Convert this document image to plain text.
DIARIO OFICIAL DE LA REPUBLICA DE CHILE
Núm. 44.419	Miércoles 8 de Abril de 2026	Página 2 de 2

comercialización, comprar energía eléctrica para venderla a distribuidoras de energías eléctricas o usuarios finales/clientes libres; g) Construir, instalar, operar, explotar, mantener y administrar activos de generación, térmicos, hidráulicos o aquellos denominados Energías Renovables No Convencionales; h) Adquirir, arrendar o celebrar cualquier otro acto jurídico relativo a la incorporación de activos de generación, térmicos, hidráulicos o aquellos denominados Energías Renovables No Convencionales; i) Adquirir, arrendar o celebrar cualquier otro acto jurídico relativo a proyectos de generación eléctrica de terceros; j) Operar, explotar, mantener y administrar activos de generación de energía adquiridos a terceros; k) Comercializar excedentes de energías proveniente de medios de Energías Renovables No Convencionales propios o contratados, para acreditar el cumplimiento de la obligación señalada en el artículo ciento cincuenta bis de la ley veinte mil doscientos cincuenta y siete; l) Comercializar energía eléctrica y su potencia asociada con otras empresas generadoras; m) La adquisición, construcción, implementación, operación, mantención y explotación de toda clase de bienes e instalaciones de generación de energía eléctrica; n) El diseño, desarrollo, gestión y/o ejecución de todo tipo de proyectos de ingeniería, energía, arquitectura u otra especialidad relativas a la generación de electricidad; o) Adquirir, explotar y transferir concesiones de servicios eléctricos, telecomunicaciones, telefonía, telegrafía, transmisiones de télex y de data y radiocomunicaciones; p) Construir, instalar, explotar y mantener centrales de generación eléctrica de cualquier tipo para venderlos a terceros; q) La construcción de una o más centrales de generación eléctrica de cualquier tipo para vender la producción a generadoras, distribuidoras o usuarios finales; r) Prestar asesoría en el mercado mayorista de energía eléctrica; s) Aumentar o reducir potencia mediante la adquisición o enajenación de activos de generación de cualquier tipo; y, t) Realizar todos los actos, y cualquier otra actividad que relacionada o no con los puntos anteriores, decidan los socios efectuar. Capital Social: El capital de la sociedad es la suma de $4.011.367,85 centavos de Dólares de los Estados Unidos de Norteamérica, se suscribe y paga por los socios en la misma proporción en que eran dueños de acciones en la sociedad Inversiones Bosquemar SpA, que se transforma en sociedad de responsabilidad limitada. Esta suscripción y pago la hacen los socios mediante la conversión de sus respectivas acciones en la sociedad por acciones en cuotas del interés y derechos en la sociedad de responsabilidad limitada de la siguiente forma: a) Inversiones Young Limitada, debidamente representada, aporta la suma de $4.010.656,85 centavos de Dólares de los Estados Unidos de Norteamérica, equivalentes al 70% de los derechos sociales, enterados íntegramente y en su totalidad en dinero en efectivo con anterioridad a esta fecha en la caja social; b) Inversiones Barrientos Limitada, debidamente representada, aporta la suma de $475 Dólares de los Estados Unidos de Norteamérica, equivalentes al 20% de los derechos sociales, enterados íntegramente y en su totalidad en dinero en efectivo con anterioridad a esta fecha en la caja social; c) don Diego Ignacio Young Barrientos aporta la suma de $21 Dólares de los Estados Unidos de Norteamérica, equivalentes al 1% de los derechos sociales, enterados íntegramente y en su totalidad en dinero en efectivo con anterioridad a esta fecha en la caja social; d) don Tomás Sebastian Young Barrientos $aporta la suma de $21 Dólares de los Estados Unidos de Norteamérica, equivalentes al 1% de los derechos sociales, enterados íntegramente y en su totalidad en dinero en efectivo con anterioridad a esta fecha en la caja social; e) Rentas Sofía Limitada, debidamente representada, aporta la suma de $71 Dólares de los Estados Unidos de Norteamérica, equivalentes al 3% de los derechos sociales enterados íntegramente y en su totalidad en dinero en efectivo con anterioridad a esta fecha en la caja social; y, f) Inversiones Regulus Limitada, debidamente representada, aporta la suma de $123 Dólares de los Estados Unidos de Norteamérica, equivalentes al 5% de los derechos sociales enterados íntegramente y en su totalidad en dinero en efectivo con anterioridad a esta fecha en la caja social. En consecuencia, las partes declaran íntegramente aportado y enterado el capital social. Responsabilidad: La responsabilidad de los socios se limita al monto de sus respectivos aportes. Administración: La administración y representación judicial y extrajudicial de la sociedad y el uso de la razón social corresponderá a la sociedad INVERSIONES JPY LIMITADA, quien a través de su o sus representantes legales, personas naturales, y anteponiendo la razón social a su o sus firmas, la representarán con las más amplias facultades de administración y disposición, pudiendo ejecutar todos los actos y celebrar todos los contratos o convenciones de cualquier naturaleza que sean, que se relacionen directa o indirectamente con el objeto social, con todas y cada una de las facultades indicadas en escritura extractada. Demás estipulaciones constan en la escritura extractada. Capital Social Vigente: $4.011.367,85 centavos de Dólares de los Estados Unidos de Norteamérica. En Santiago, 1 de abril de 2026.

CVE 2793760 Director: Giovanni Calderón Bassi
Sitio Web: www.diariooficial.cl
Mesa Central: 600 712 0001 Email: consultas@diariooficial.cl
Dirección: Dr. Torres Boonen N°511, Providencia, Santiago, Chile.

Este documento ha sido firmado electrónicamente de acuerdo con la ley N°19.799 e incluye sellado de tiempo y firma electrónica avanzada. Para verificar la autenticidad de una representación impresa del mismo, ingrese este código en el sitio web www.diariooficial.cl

§ **THE PROBLEM**
Restate each of the entries above verbatim.

§ **TASK ANSWER**
Convert this document image to plain text.
DIARIO OFICIAL DE LA REPUBLICA DE CHILE
Núm. 44.419	Miércoles 8 de Abril de 2026	Página 2 de 2

comercialización, comprar energía eléctrica para venderla a distribuidoras de energías eléctricas o usuarios finales/clientes libres; g) Construir, instalar, operar, explotar, mantener y administrar activos de generación, térmicos, hidráulicos o aquellos denominados Energías Renovables No Convencionales; h) Adquirir, arrendar o celebrar cualquier otro acto jurídico relativo a la incorporación de activos de generación, térmicos, hidráulicos o aquellos denominados Energías Renovables No Convencionales; i) Adquirir, arrendar o celebrar cualquier otro acto jurídico relativo a proyectos de generación eléctrica de terceros; j) Operar, explotar, mantener y administrar activos de generación de energía adquiridos a terceros; k) Comercializar excedentes de energías proveniente de medios de Energías Renovables No Convencionales propios o contratados, para acreditar el cumplimiento de la obligación señalada en el artículo ciento cincuenta bis de la ley veinte mil doscientos cincuenta y siete; l) Comercializar energía eléctrica y su potencia asociada con otras empresas generadoras; m) La adquisición, construcción, implementación, operación, mantención y explotación de toda clase de bienes e instalaciones de generación de energía eléctrica; n) El diseño, desarrollo, gestión y/o ejecución de todo tipo de proyectos de ingeniería, energía, arquitectura u otra especialidad relativas a la generación de electricidad; o) Adquirir, explotar y transferir concesiones de servicios eléctricos, telecomunicaciones, telefonía, telegrafía, transmisiones de télex y de data y radiocomunicaciones; p) Construir, instalar, explotar y mantener centrales de generación eléctrica de cualquier tipo para venderlos a terceros; q) La construcción de una o más centrales de generación eléctrica de cualquier tipo para vender la producción a generadoras, distribuidoras o usuarios finales; r) Prestar asesoría en el mercado mayorista de energía eléctrica; s) Aumentar o reducir potencia mediante la adquisición o enajenación de activos de generación de cualquier tipo; y, t) Realizar todos los actos, y cualquier otra actividad que relacionada o no con los puntos anteriores, decidan los socios efectuar. Capital Social: El capital de la sociedad es la suma de $4.011.367,85 centavos de Dólares de los Estados Unidos de Norteamérica, se suscribe y paga por los socios en la misma proporción en que eran dueños de acciones en la sociedad Inversiones Bosquemar SpA, que se transforma en sociedad de responsabilidad limitada. Esta suscripción y pago la hacen los socios mediante la conversión de sus respectivas acciones en la sociedad por acciones en cuotas del interés y derechos en la sociedad de responsabilidad limitada de la siguiente forma: a) Inversiones Young Limitada, debidamente representada, aporta la suma de $4.010.656,85 centavos de Dólares de los Estados Unidos de Norteamérica, equivalentes al 70% de los derechos sociales, enterados íntegramente y en su totalidad en dinero en efectivo con anterioridad a esta fecha en la caja social; b) Inversiones Barrientos Limitada, debidamente representada, aporta la suma de $475 Dólares de los Estados Unidos de Norteamérica, equivalentes al 20% de los derechos sociales, enterados íntegramente y en su totalidad en dinero en efectivo con anterioridad a esta fecha en la caja social; c) don Diego Ignacio Young Barrientos aporta la suma de $21 Dólares de los Estados Unidos de Norteamérica, equivalentes al 1% de los derechos sociales, enterados íntegramente y en su totalidad en dinero en efectivo con anterioridad a esta fecha en la caja social; d) don Tomás Sebastian Young Barrientos $aporta la suma de $21 Dólares de los Estados Unidos de Norteamérica, equivalentes al 1% de los derechos sociales, enterados íntegramente y en su totalidad en dinero en efectivo con anterioridad a esta fecha en la caja social; e) Rentas Sofía Limitada, debidamente representada, aporta la suma de $71 Dólares de los Estados Unidos de Norteamérica, equivalentes al 3% de los derechos sociales enterados íntegramente y en su totalidad en dinero en efectivo con anterioridad a esta fecha en la caja social; y, f) Inversiones Regulus Limitada, debidamente representada, aporta la suma de $123 Dólares de los Estados Unidos de Norteamérica, equivalentes al 5% de los derechos sociales enterados íntegramente y en su totalidad en dinero en efectivo con anterioridad a esta fecha en la caja social. En consecuencia, las partes declaran íntegramente aportado y enterado el capital social. Responsabilidad: La responsabilidad de los socios se limita al monto de sus respectivos aportes. Administración: La administración y representación judicial y extrajudicial de la sociedad y el uso de la razón social corresponderá a la sociedad INVERSIONES JPY LIMITADA, quien a través de su o sus representantes legales, personas naturales, y anteponiendo la razón social a su o sus firmas, la representarán con las más amplias facultades de administración y disposición, pudiendo ejecutar todos los actos y celebrar todos los contratos o convenciones de cualquier naturaleza que sean, que se relacionen directa o indirectamente con el objeto social, con todas y cada una de las facultades indicadas en escritura extractada. Demás estipulaciones constan en la escritura extractada. Capital Social Vigente: $4.011.367,85 centavos de Dólares de los Estados Unidos de Norteamérica. En Santiago, 1 de abril de 2026.

CVE 2793760 Director: Giovanni Calderón Bassi
Sitio Web: www.diariooficial.cl
Mesa Central: 600 712 0001 Email: consultas@diariooficial.cl
Dirección: Dr. Torres Boonen N°511, Providencia, Santiago, Chile.

Este documento ha sido firmado electrónicamente de acuerdo con la ley N°19.799 e incluye sellado de tiempo y firma electrónica avanzada. Para verificar la autenticidad de una representación impresa del mismo, ingrese este código en el sitio web www.diariooficial.cl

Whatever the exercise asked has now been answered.